§ Stated problem
Looking at the listing beneath, work out how many lines hold "using" and report only that figure.

(Collected data)
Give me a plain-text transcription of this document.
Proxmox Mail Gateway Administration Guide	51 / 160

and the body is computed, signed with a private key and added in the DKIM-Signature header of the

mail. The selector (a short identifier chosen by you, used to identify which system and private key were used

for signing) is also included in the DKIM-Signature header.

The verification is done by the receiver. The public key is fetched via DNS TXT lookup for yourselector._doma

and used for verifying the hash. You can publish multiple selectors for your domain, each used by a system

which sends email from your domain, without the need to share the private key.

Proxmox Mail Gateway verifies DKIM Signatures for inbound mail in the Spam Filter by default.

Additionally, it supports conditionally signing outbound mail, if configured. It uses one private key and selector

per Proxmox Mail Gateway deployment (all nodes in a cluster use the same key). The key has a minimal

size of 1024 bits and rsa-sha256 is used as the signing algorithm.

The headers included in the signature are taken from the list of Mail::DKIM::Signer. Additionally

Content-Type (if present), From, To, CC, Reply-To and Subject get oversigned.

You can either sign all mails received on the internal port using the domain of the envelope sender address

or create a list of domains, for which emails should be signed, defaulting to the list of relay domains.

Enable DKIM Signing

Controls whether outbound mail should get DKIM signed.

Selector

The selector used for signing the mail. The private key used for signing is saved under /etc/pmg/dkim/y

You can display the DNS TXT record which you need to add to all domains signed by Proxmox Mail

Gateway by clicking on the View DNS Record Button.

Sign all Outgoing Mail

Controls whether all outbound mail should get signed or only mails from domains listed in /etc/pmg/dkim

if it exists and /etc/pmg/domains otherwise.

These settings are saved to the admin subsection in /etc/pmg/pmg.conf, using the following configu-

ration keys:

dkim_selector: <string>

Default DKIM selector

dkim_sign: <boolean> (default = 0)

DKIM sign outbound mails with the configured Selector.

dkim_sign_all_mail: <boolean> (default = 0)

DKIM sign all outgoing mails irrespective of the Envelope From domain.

§ Task response
2